» **Records from a collection of figures**:
※

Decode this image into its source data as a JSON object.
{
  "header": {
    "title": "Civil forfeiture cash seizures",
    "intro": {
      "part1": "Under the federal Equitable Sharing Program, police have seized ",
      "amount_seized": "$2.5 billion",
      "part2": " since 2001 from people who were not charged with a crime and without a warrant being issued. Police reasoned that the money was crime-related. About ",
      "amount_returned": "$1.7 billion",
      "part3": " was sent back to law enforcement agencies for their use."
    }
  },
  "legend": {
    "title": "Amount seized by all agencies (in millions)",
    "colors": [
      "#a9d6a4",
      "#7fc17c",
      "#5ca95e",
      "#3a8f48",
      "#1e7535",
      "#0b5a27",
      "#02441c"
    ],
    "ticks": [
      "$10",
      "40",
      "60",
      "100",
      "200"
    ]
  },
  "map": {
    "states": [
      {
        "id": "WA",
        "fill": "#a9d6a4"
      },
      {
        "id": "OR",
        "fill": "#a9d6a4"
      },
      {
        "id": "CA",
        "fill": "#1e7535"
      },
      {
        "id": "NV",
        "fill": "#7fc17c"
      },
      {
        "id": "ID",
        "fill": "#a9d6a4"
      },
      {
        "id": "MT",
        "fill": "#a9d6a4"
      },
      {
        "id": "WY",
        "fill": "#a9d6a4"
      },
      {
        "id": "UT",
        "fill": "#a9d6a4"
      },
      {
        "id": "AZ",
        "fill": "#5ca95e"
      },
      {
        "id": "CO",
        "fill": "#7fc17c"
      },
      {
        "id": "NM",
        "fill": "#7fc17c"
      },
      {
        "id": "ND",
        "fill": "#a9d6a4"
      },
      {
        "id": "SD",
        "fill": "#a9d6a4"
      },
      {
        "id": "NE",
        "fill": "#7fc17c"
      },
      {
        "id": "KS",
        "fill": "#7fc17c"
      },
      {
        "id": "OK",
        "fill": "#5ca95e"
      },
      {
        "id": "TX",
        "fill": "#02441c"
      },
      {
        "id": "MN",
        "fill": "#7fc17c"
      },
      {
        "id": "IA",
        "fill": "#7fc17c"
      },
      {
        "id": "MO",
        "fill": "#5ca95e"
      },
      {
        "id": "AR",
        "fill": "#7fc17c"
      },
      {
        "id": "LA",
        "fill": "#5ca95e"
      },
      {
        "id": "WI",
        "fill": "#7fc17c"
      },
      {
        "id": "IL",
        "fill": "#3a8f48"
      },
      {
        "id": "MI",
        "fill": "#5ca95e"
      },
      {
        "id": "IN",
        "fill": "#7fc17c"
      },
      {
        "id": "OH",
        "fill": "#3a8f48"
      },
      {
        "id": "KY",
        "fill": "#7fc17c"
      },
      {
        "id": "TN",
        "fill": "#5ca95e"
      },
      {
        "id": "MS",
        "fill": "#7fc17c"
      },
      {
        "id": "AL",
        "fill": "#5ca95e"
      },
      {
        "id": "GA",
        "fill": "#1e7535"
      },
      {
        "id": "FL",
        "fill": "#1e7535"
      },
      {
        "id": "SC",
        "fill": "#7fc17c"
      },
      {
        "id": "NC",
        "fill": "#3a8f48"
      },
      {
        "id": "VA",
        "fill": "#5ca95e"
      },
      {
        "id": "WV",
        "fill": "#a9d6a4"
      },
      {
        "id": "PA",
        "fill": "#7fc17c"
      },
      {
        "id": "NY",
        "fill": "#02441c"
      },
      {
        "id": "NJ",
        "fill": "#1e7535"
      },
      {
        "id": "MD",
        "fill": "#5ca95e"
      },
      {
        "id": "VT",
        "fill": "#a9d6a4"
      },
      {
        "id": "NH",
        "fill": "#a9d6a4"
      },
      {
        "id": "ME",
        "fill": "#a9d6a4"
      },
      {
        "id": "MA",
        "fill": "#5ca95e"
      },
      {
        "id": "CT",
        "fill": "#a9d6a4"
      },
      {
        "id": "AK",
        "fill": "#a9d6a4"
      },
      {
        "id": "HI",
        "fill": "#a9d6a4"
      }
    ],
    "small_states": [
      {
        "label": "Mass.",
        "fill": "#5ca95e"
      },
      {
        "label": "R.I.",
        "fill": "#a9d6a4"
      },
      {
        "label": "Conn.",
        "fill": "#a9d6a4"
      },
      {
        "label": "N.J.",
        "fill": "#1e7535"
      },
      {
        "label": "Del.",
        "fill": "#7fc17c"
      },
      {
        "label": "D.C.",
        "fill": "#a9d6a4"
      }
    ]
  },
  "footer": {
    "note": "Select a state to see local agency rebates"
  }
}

※

» **Instructions to follow**: Every record shown above must be echoed exactly.

» **Problem solution**:
Decode this image into its source data as a JSON object.
{
  "header": {
    "title": "Civil forfeiture cash seizures",
    "intro": {
      "part1": "Under the federal Equitable Sharing Program, police have seized ",
      "amount_seized": "$2.5 billion",
      "part2": " since 2001 from people who were not charged with a crime and without a warrant being issued. Police reasoned that the money was crime-related. About ",
      "amount_returned": "$1.7 billion",
      "part3": " was sent back to law enforcement agencies for their use."
    }
  },
  "legend": {
    "title": "Amount seized by all agencies (in millions)",
    "colors": [
      "#a9d6a4",
      "#7fc17c",
      "#5ca95e",
      "#3a8f48",
      "#1e7535",
      "#0b5a27",
      "#02441c"
    ],
    "ticks": [
      "$10",
      "40",
      "60",
      "100",
      "200"
    ]
  },
  "map": {
    "states": [
      {
        "id": "WA",
        "fill": "#a9d6a4"
      },
      {
        "id": "OR",
        "fill": "#a9d6a4"
      },
      {
        "id": "CA",
        "fill": "#1e7535"
      },
      {
        "id": "NV",
        "fill": "#7fc17c"
      },
      {
        "id": "ID",
        "fill": "#a9d6a4"
      },
      {
        "id": "MT",
        "fill": "#a9d6a4"
      },
      {
        "id": "WY",
        "fill": "#a9d6a4"
      },
      {
        "id": "UT",
        "fill": "#a9d6a4"
      },
      {
        "id": "AZ",
        "fill": "#5ca95e"
      },
      {
        "id": "CO",
        "fill": "#7fc17c"
      },
      {
        "id": "NM",
        "fill": "#7fc17c"
      },
      {
        "id": "ND",
        "fill": "#a9d6a4"
      },
      {
        "id": "SD",
        "fill": "#a9d6a4"
      },
      {
        "id": "NE",
        "fill": "#7fc17c"
      },
      {
        "id": "KS",
        "fill": "#7fc17c"
      },
      {
        "id": "OK",
        "fill": "#5ca95e"
      },
      {
        "id": "TX",
        "fill": "#02441c"
      },
      {
        "id": "MN",
        "fill": "#7fc17c"
      },
      {
        "id": "IA",
        "fill": "#7fc17c"
      },
      {
        "id": "MO",
        "fill": "#5ca95e"
      },
      {
        "id": "AR",
        "fill": "#7fc17c"
      },
      {
        "id": "LA",
        "fill": "#5ca95e"
      },
      {
        "id": "WI",
        "fill": "#7fc17c"
      },
      {
        "id": "IL",
        "fill": "#3a8f48"
      },
      {
        "id": "MI",
        "fill": "#5ca95e"
      },
      {
        "id": "IN",
        "fill": "#7fc17c"
      },
      {
        "id": "OH",
        "fill": "#3a8f48"
      },
      {
        "id": "KY",
        "fill": "#7fc17c"
      },
      {
        "id": "TN",
        "fill": "#5ca95e"
      },
      {
        "id": "MS",
        "fill": "#7fc17c"
      },
      {
        "id": "AL",
        "fill": "#5ca95e"
      },
      {
        "id": "GA",
        "fill": "#1e7535"
      },
      {
        "id": "FL",
        "fill": "#1e7535"
      },
      {
        "id": "SC",
        "fill": "#7fc17c"
      },
      {
        "id": "NC",
        "fill": "#3a8f48"
      },
      {
        "id": "VA",
        "fill": "#5ca95e"
      },
      {
        "id": "WV",
        "fill": "#a9d6a4"
      },
      {
        "id": "PA",
        "fill": "#7fc17c"
      },
      {
        "id": "NY",
        "fill": "#02441c"
      },
      {
        "id": "NJ",
        "fill": "#1e7535"
      },
      {
        "id": "MD",
        "fill": "#5ca95e"
      },
      {
        "id": "VT",
        "fill": "#a9d6a4"
      },
      {
        "id": "NH",
        "fill": "#a9d6a4"
      },
      {
        "id": "ME",
        "fill": "#a9d6a4"
      },
      {
        "id": "MA",
        "fill": "#5ca95e"
      },
      {
        "id": "CT",
        "fill": "#a9d6a4"
      },
      {
        "id": "AK",
        "fill": "#a9d6a4"
      },
      {
        "id": "HI",
        "fill": "#a9d6a4"
      }
    ],
    "small_states": [
      {
        "label": "Mass.",
        "fill": "#5ca95e"
      },
      {
        "label": "R.I.",
        "fill": "#a9d6a4"
      },
      {
        "label": "Conn.",
        "fill": "#a9d6a4"
      },
      {
        "label": "N.J.",
        "fill": "#1e7535"
      },
      {
        "label": "Del.",
        "fill": "#7fc17c"
      },
      {
        "label": "D.C.",
        "fill": "#a9d6a4"
      }
    ]
  },
  "footer": {
    "note": "Select a state to see local agency rebates"
  }
}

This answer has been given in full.